**Source data:**

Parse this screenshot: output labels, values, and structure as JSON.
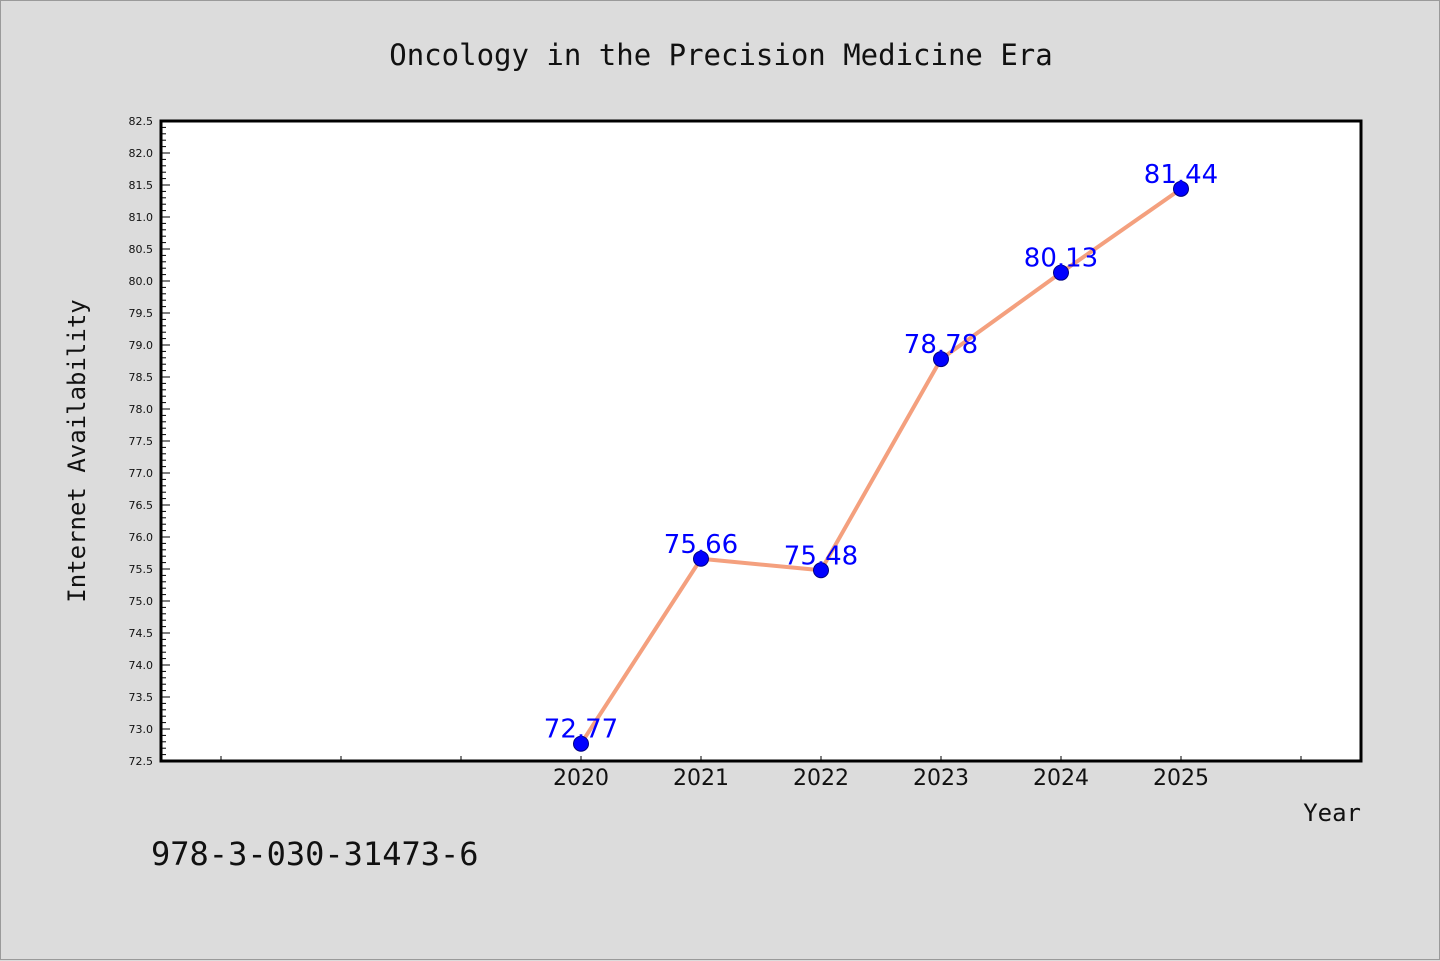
{
  "chart_data": {
    "type": "line",
    "title": "Oncology in the Precision Medicine Era",
    "xlabel": "Year",
    "ylabel": "Internet Availability",
    "x": [
      "2020",
      "2021",
      "2022",
      "2023",
      "2024",
      "2025"
    ],
    "series": [
      {
        "values": [
          72.77,
          75.66,
          75.48,
          78.78,
          80.13,
          81.44
        ],
        "data_labels": [
          "72.77",
          "75.66",
          "75.48",
          "78.78",
          "80.13",
          "81.44"
        ]
      }
    ],
    "ylim": [
      72.5,
      82.5
    ],
    "y_ticks": [
      "72.5",
      "73.0",
      "73.5",
      "74.0",
      "74.5",
      "75.0",
      "75.5",
      "76.0",
      "76.5",
      "77.0",
      "77.5",
      "78.0",
      "78.5",
      "79.0",
      "79.5",
      "80.0",
      "80.5",
      "81.0",
      "81.5",
      "82.0",
      "82.5"
    ],
    "x_slots": 10,
    "grid": false,
    "colors": {
      "line": "#f4a07e",
      "marker": "#0000ff",
      "label": "#0000ff",
      "background": "#dcdcdc",
      "plot": "#ffffff"
    }
  },
  "footer": {
    "isbn": "978-3-030-31473-6"
  }
}
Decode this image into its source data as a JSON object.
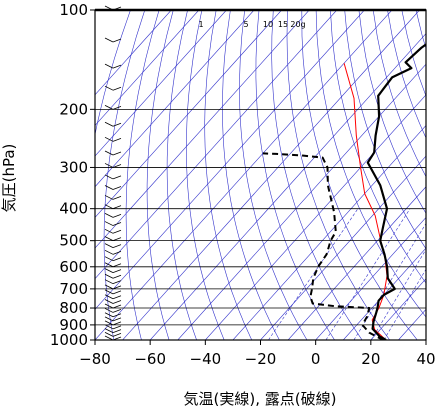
{
  "chart_data": {
    "type": "line",
    "title": "",
    "xlabel": "気温(実線), 露点(破線)",
    "ylabel": "気圧(hPa)",
    "xlim": [
      -80,
      40
    ],
    "ylim": [
      1000,
      100
    ],
    "yscale": "log",
    "xticks": [
      -80,
      -60,
      -40,
      -20,
      0,
      20,
      40
    ],
    "yticks": [
      100,
      200,
      300,
      400,
      500,
      600,
      700,
      800,
      900,
      1000
    ],
    "tick_labels_x": [
      "−80",
      "−60",
      "−40",
      "−20",
      "0",
      "20",
      "40"
    ],
    "tick_labels_y": [
      "100",
      "200",
      "300",
      "400",
      "500",
      "600",
      "700",
      "800",
      "900",
      "1000"
    ],
    "mixing_ratio_labels": [
      "1",
      "5",
      "10",
      "15",
      "20g"
    ],
    "colors": {
      "temperature": "#000000",
      "dewpoint": "#000000",
      "parcel": "#ff0000",
      "dry_adiabats": "#3333cc",
      "isotherms": "#3333cc",
      "mixing_ratio": "#3333cc",
      "grid": "#000000"
    },
    "series": [
      {
        "style": "solid",
        "points": [
          {
            "x": 25.5,
            "y": 1000
          },
          {
            "x": 22,
            "y": 975
          },
          {
            "x": 17,
            "y": 925
          },
          {
            "x": 15,
            "y": 880
          },
          {
            "x": 13,
            "y": 825
          },
          {
            "x": 12,
            "y": 800
          },
          {
            "x": 10,
            "y": 760
          },
          {
            "x": 10,
            "y": 730
          },
          {
            "x": 12,
            "y": 700
          },
          {
            "x": 6,
            "y": 650
          },
          {
            "x": 2,
            "y": 600
          },
          {
            "x": -3,
            "y": 550
          },
          {
            "x": -9,
            "y": 500
          },
          {
            "x": -12,
            "y": 460
          },
          {
            "x": -17,
            "y": 400
          },
          {
            "x": -27,
            "y": 340
          },
          {
            "x": -39,
            "y": 290
          },
          {
            "x": -40,
            "y": 270
          },
          {
            "x": -45,
            "y": 240
          },
          {
            "x": -50,
            "y": 210
          },
          {
            "x": -57,
            "y": 182
          },
          {
            "x": -58,
            "y": 160
          },
          {
            "x": -54,
            "y": 150
          },
          {
            "x": -58,
            "y": 144
          },
          {
            "x": -57,
            "y": 130
          },
          {
            "x": -56,
            "y": 125
          },
          {
            "x": -57,
            "y": 120
          },
          {
            "x": -61,
            "y": 110
          },
          {
            "x": -66,
            "y": 100
          }
        ]
      },
      {
        "style": "dashed",
        "points": [
          {
            "x": 24.5,
            "y": 1000
          },
          {
            "x": 17,
            "y": 950
          },
          {
            "x": 12,
            "y": 900
          },
          {
            "x": 11,
            "y": 850
          },
          {
            "x": 9,
            "y": 800
          },
          {
            "x": -4,
            "y": 790
          },
          {
            "x": -13,
            "y": 775
          },
          {
            "x": -16,
            "y": 740
          },
          {
            "x": -18,
            "y": 700
          },
          {
            "x": -21,
            "y": 650
          },
          {
            "x": -23,
            "y": 600
          },
          {
            "x": -24,
            "y": 550
          },
          {
            "x": -27,
            "y": 500
          },
          {
            "x": -28,
            "y": 470
          },
          {
            "x": -35,
            "y": 410
          },
          {
            "x": -46,
            "y": 340
          },
          {
            "x": -52,
            "y": 300
          },
          {
            "x": -57,
            "y": 280
          },
          {
            "x": -65,
            "y": 276
          },
          {
            "x": -75,
            "y": 273
          },
          {
            "x": -80,
            "y": 272
          }
        ]
      },
      {
        "style": "parcel",
        "points": [
          {
            "x": 25.5,
            "y": 1000
          },
          {
            "x": 18,
            "y": 930
          },
          {
            "x": 14,
            "y": 870
          },
          {
            "x": 12.5,
            "y": 800
          },
          {
            "x": 10,
            "y": 730
          },
          {
            "x": 5,
            "y": 640
          },
          {
            "x": -2,
            "y": 560
          },
          {
            "x": -10,
            "y": 490
          },
          {
            "x": -19,
            "y": 420
          },
          {
            "x": -30,
            "y": 360
          },
          {
            "x": -40,
            "y": 300
          },
          {
            "x": -52,
            "y": 240
          },
          {
            "x": -65,
            "y": 185
          },
          {
            "x": -80,
            "y": 145
          }
        ]
      }
    ],
    "wind_barbs": [
      {
        "p": 1000
      },
      {
        "p": 975
      },
      {
        "p": 950
      },
      {
        "p": 925
      },
      {
        "p": 900
      },
      {
        "p": 875
      },
      {
        "p": 850
      },
      {
        "p": 825
      },
      {
        "p": 800
      },
      {
        "p": 775
      },
      {
        "p": 750
      },
      {
        "p": 725
      },
      {
        "p": 700
      },
      {
        "p": 675
      },
      {
        "p": 650
      },
      {
        "p": 625
      },
      {
        "p": 600
      },
      {
        "p": 575
      },
      {
        "p": 550
      },
      {
        "p": 525
      },
      {
        "p": 500
      },
      {
        "p": 475
      },
      {
        "p": 450
      },
      {
        "p": 425
      },
      {
        "p": 400
      },
      {
        "p": 375
      },
      {
        "p": 350
      },
      {
        "p": 325
      },
      {
        "p": 300
      },
      {
        "p": 275
      },
      {
        "p": 250
      },
      {
        "p": 225
      },
      {
        "p": 200
      },
      {
        "p": 175
      },
      {
        "p": 150
      },
      {
        "p": 125
      },
      {
        "p": 100
      }
    ]
  }
}
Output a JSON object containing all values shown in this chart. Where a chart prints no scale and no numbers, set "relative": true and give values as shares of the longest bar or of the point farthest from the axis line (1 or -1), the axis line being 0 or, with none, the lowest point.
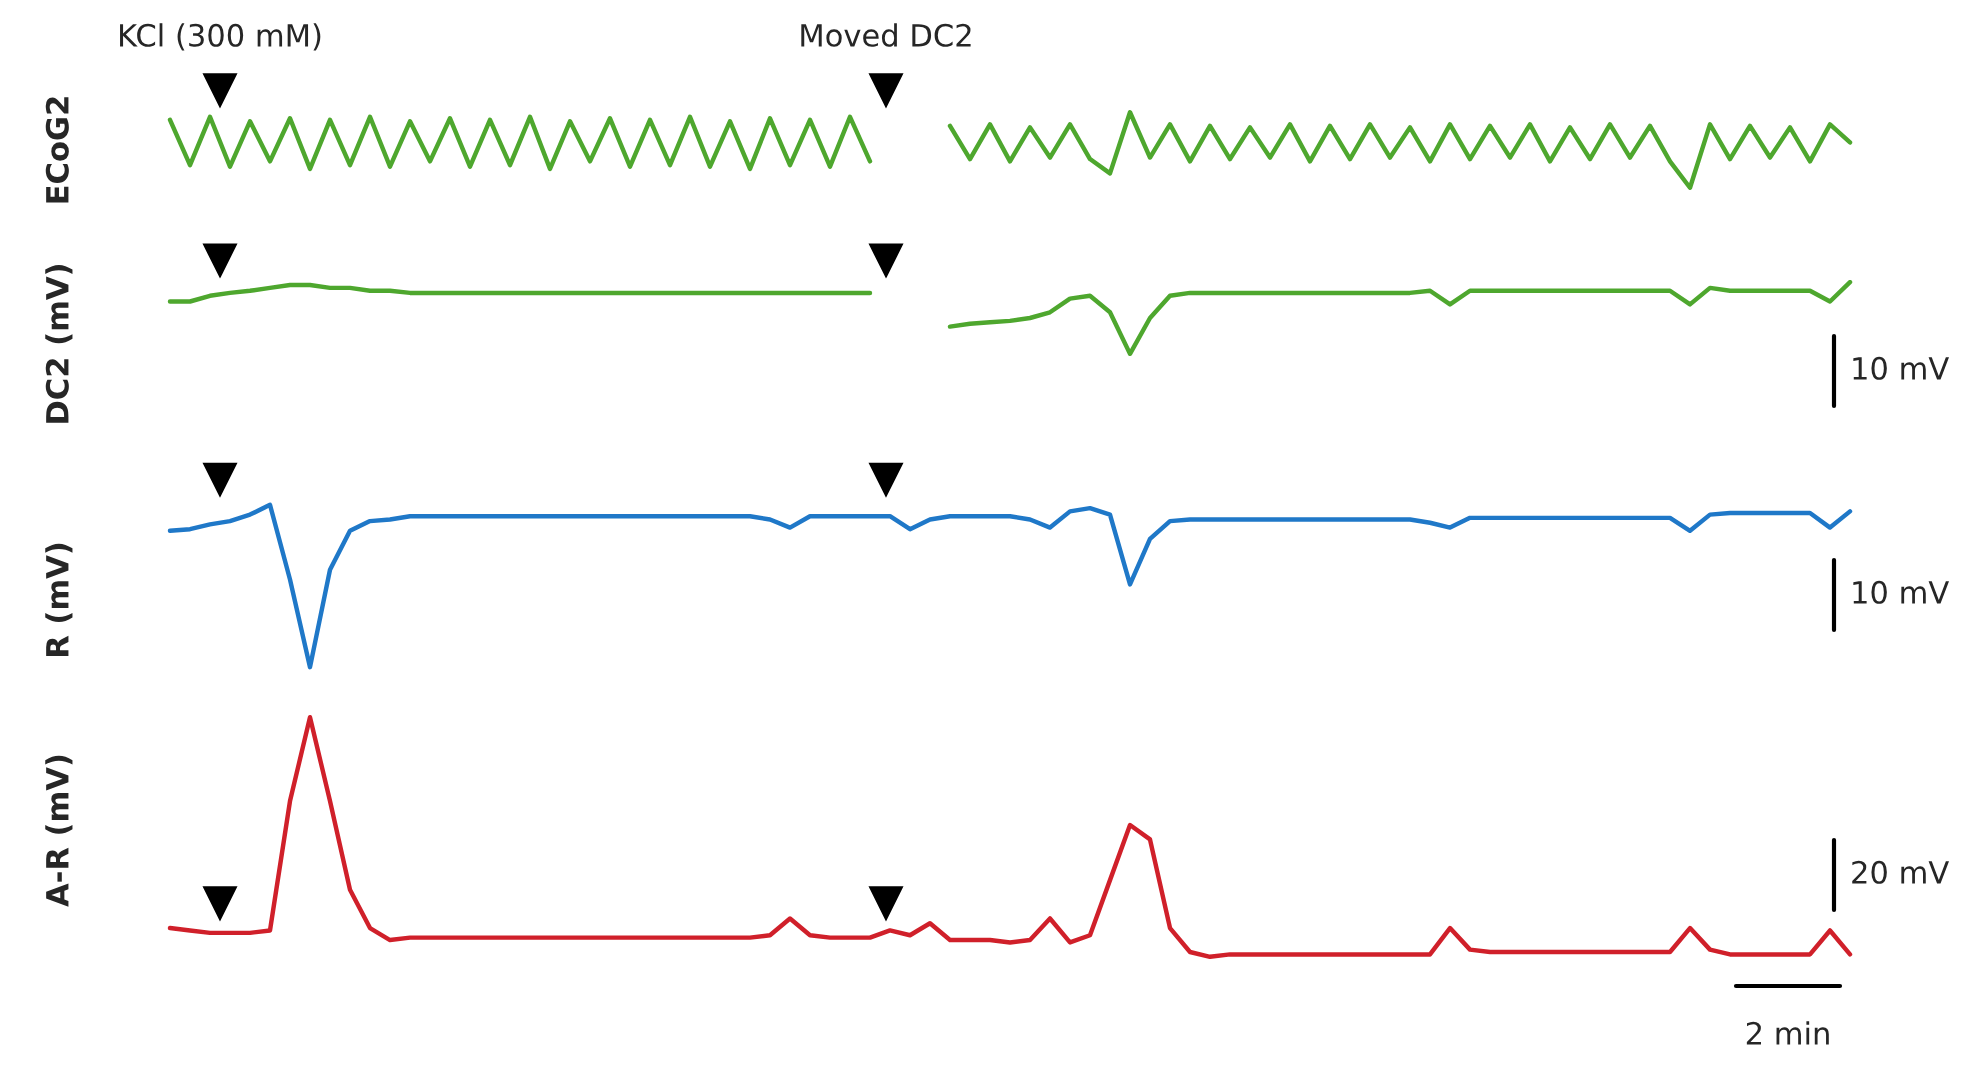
{
  "chart_data": [
    {
      "type": "line",
      "relative": true,
      "ylabel": "ECoG2",
      "annotations": [
        "KCl (300 mM)",
        "Moved DC2"
      ],
      "categories": [
        null,
        null,
        null,
        null,
        null,
        null,
        null,
        null,
        null,
        null,
        null,
        null,
        null,
        null,
        null,
        null,
        null,
        null,
        null,
        null,
        null,
        null,
        null,
        null,
        null,
        null,
        null,
        null,
        null,
        null,
        null,
        null,
        null,
        null,
        null,
        null,
        null,
        null,
        null,
        null,
        null,
        null,
        null,
        null,
        null,
        null,
        null,
        null,
        null,
        null,
        null,
        null,
        null,
        null,
        null,
        null,
        null,
        null,
        null,
        null,
        null,
        null,
        null,
        null,
        null,
        null,
        null,
        null,
        null,
        null,
        null,
        null,
        null,
        null,
        null,
        null,
        null,
        null,
        null,
        null,
        null,
        null,
        null,
        null,
        null
      ],
      "series": [
        {
          "color": "#4ea72e",
          "values": [
            0.9,
            0.3,
            0.94,
            0.28,
            0.88,
            0.35,
            0.92,
            0.25,
            0.9,
            0.3,
            0.94,
            0.28,
            0.88,
            0.35,
            0.92,
            0.28,
            0.9,
            0.3,
            0.94,
            0.25,
            0.88,
            0.35,
            0.92,
            0.28,
            0.9,
            0.3,
            0.94,
            0.28,
            0.88,
            0.25,
            0.92,
            0.3,
            0.9,
            0.28,
            0.94,
            0.35,
            null,
            null,
            null,
            null,
            null,
            null,
            null,
            null,
            null,
            null,
            null,
            null,
            null,
            null,
            null,
            null,
            null,
            null,
            null,
            null,
            null,
            null,
            null,
            null,
            null,
            null,
            null,
            null,
            null,
            null,
            null,
            null,
            null,
            null,
            null,
            null,
            null,
            null,
            null,
            null,
            null,
            null,
            null,
            null,
            null,
            null,
            null,
            null,
            null
          ]
        },
        {
          "color": "#4ea72e",
          "values": [
            null,
            null,
            null,
            null,
            null,
            null,
            null,
            null,
            null,
            null,
            null,
            null,
            null,
            null,
            null,
            null,
            null,
            null,
            null,
            null,
            null,
            null,
            null,
            null,
            null,
            null,
            null,
            null,
            null,
            null,
            null,
            null,
            null,
            null,
            null,
            null,
            null,
            null,
            null,
            0.82,
            0.38,
            0.84,
            0.35,
            0.8,
            0.4,
            0.84,
            0.38,
            0.19,
            1,
            0.4,
            0.84,
            0.35,
            0.82,
            0.38,
            0.8,
            0.4,
            0.84,
            0.35,
            0.82,
            0.38,
            0.84,
            0.4,
            0.8,
            0.35,
            0.84,
            0.38,
            0.82,
            0.4,
            0.84,
            0.35,
            0.8,
            0.38,
            0.84,
            0.4,
            0.82,
            0.35,
            0,
            0.84,
            0.38,
            0.82,
            0.4,
            0.8,
            0.35,
            0.84,
            0.6
          ]
        }
      ]
    },
    {
      "type": "line",
      "relative": true,
      "ylabel": "DC2 (mV)",
      "annotations": [
        "10 mV"
      ],
      "categories": [
        null,
        null,
        null,
        null,
        null,
        null,
        null,
        null,
        null,
        null,
        null,
        null,
        null,
        null,
        null,
        null,
        null,
        null,
        null,
        null,
        null,
        null,
        null,
        null,
        null,
        null,
        null,
        null,
        null,
        null,
        null,
        null,
        null,
        null,
        null,
        null,
        null,
        null,
        null,
        null,
        null,
        null,
        null,
        null,
        null,
        null,
        null,
        null,
        null,
        null,
        null,
        null,
        null,
        null,
        null,
        null,
        null,
        null,
        null,
        null,
        null,
        null,
        null,
        null,
        null,
        null,
        null,
        null,
        null,
        null,
        null,
        null,
        null,
        null,
        null,
        null,
        null,
        null,
        null,
        null,
        null,
        null,
        null,
        null,
        null
      ],
      "series": [
        {
          "color": "#4ea72e",
          "values": [
            0.73,
            0.73,
            0.81,
            0.85,
            0.88,
            0.92,
            0.96,
            0.96,
            0.92,
            0.92,
            0.88,
            0.88,
            0.85,
            0.85,
            0.85,
            0.85,
            0.85,
            0.85,
            0.85,
            0.85,
            0.85,
            0.85,
            0.85,
            0.85,
            0.85,
            0.85,
            0.85,
            0.85,
            0.85,
            0.85,
            0.85,
            0.85,
            0.85,
            0.85,
            0.85,
            0.85,
            null,
            null,
            null,
            null,
            null,
            null,
            null,
            null,
            null,
            null,
            null,
            null,
            null,
            null,
            null,
            null,
            null,
            null,
            null,
            null,
            null,
            null,
            null,
            null,
            null,
            null,
            null,
            null,
            null,
            null,
            null,
            null,
            null,
            null,
            null,
            null,
            null,
            null,
            null,
            null,
            null,
            null,
            null,
            null,
            null,
            null,
            null,
            null,
            null
          ]
        },
        {
          "color": "#4ea72e",
          "values": [
            null,
            null,
            null,
            null,
            null,
            null,
            null,
            null,
            null,
            null,
            null,
            null,
            null,
            null,
            null,
            null,
            null,
            null,
            null,
            null,
            null,
            null,
            null,
            null,
            null,
            null,
            null,
            null,
            null,
            null,
            null,
            null,
            null,
            null,
            null,
            null,
            null,
            null,
            null,
            0.38,
            0.42,
            0.44,
            0.46,
            0.5,
            0.58,
            0.77,
            0.81,
            0.58,
            0,
            0.5,
            0.81,
            0.85,
            0.85,
            0.85,
            0.85,
            0.85,
            0.85,
            0.85,
            0.85,
            0.85,
            0.85,
            0.85,
            0.85,
            0.88,
            0.69,
            0.88,
            0.88,
            0.88,
            0.88,
            0.88,
            0.88,
            0.88,
            0.88,
            0.88,
            0.88,
            0.88,
            0.69,
            0.92,
            0.88,
            0.88,
            0.88,
            0.88,
            0.88,
            0.73,
            1
          ]
        }
      ]
    },
    {
      "type": "line",
      "relative": true,
      "ylabel": "R (mV)",
      "annotations": [
        "10 mV"
      ],
      "categories": [
        null,
        null,
        null,
        null,
        null,
        null,
        null,
        null,
        null,
        null,
        null,
        null,
        null,
        null,
        null,
        null,
        null,
        null,
        null,
        null,
        null,
        null,
        null,
        null,
        null,
        null,
        null,
        null,
        null,
        null,
        null,
        null,
        null,
        null,
        null,
        null,
        null,
        null,
        null,
        null,
        null,
        null,
        null,
        null,
        null,
        null,
        null,
        null,
        null,
        null,
        null,
        null,
        null,
        null,
        null,
        null,
        null,
        null,
        null,
        null,
        null,
        null,
        null,
        null,
        null,
        null,
        null,
        null,
        null,
        null,
        null,
        null,
        null,
        null,
        null,
        null,
        null,
        null,
        null,
        null,
        null,
        null,
        null,
        null,
        null
      ],
      "series": [
        {
          "color": "#1f78c8",
          "values": [
            0.84,
            0.85,
            0.88,
            0.9,
            0.94,
            1,
            0.54,
            0,
            0.6,
            0.84,
            0.9,
            0.91,
            0.93,
            0.93,
            0.93,
            0.93,
            0.93,
            0.93,
            0.93,
            0.93,
            0.93,
            0.93,
            0.93,
            0.93,
            0.93,
            0.93,
            0.93,
            0.93,
            0.93,
            0.93,
            0.91,
            0.86,
            0.93,
            0.93,
            0.93,
            0.93,
            0.93,
            0.85,
            0.91,
            0.93,
            0.93,
            0.93,
            0.93,
            0.91,
            0.86,
            0.96,
            0.98,
            0.94,
            0.51,
            0.79,
            0.9,
            0.91,
            0.91,
            0.91,
            0.91,
            0.91,
            0.91,
            0.91,
            0.91,
            0.91,
            0.91,
            0.91,
            0.91,
            0.89,
            0.86,
            0.92,
            0.92,
            0.92,
            0.92,
            0.92,
            0.92,
            0.92,
            0.92,
            0.92,
            0.92,
            0.92,
            0.84,
            0.94,
            0.95,
            0.95,
            0.95,
            0.95,
            0.95,
            0.86,
            0.96
          ]
        }
      ]
    },
    {
      "type": "line",
      "relative": true,
      "ylabel": "A-R (mV)",
      "annotations": [
        "20 mV",
        "2 min"
      ],
      "categories": [
        null,
        null,
        null,
        null,
        null,
        null,
        null,
        null,
        null,
        null,
        null,
        null,
        null,
        null,
        null,
        null,
        null,
        null,
        null,
        null,
        null,
        null,
        null,
        null,
        null,
        null,
        null,
        null,
        null,
        null,
        null,
        null,
        null,
        null,
        null,
        null,
        null,
        null,
        null,
        null,
        null,
        null,
        null,
        null,
        null,
        null,
        null,
        null,
        null,
        null,
        null,
        null,
        null,
        null,
        null,
        null,
        null,
        null,
        null,
        null,
        null,
        null,
        null,
        null,
        null,
        null,
        null,
        null,
        null,
        null,
        null,
        null,
        null,
        null,
        null,
        null,
        null,
        null,
        null,
        null,
        null,
        null,
        null,
        null,
        null
      ],
      "series": [
        {
          "color": "#d0202a",
          "values": [
            0.12,
            0.11,
            0.1,
            0.1,
            0.1,
            0.11,
            0.65,
            1,
            0.65,
            0.28,
            0.12,
            0.07,
            0.08,
            0.08,
            0.08,
            0.08,
            0.08,
            0.08,
            0.08,
            0.08,
            0.08,
            0.08,
            0.08,
            0.08,
            0.08,
            0.08,
            0.08,
            0.08,
            0.08,
            0.08,
            0.09,
            0.16,
            0.09,
            0.08,
            0.08,
            0.08,
            0.11,
            0.09,
            0.14,
            0.07,
            0.07,
            0.07,
            0.06,
            0.07,
            0.16,
            0.06,
            0.09,
            0.32,
            0.55,
            0.49,
            0.12,
            0.02,
            0,
            0.01,
            0.01,
            0.01,
            0.01,
            0.01,
            0.01,
            0.01,
            0.01,
            0.01,
            0.01,
            0.01,
            0.12,
            0.03,
            0.02,
            0.02,
            0.02,
            0.02,
            0.02,
            0.02,
            0.02,
            0.02,
            0.02,
            0.02,
            0.12,
            0.03,
            0.01,
            0.01,
            0.01,
            0.01,
            0.01,
            0.11,
            0.01
          ]
        }
      ]
    }
  ]
}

**Work required:**
Return all lines containing the word "title".

**Response:**
    "title": "Oncology in the Precision Medicine Era",
    "title": "",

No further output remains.